BEGIN

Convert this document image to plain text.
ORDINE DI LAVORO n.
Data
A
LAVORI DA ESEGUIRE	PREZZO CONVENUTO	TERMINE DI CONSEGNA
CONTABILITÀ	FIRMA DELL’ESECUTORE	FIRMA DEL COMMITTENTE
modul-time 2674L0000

END

--- WRITTEN TASK ---
Retype every entry word for word.

--- RIGHT ANSWER ---
Convert this document image to plain text.
ORDINE DI LAVORO n.
Data
A
LAVORI DA ESEGUIRE	PREZZO CONVENUTO	TERMINE DI CONSEGNA
CONTABILITÀ	FIRMA DELL’ESECUTORE	FIRMA DEL COMMITTENTE
modul-time 2674L0000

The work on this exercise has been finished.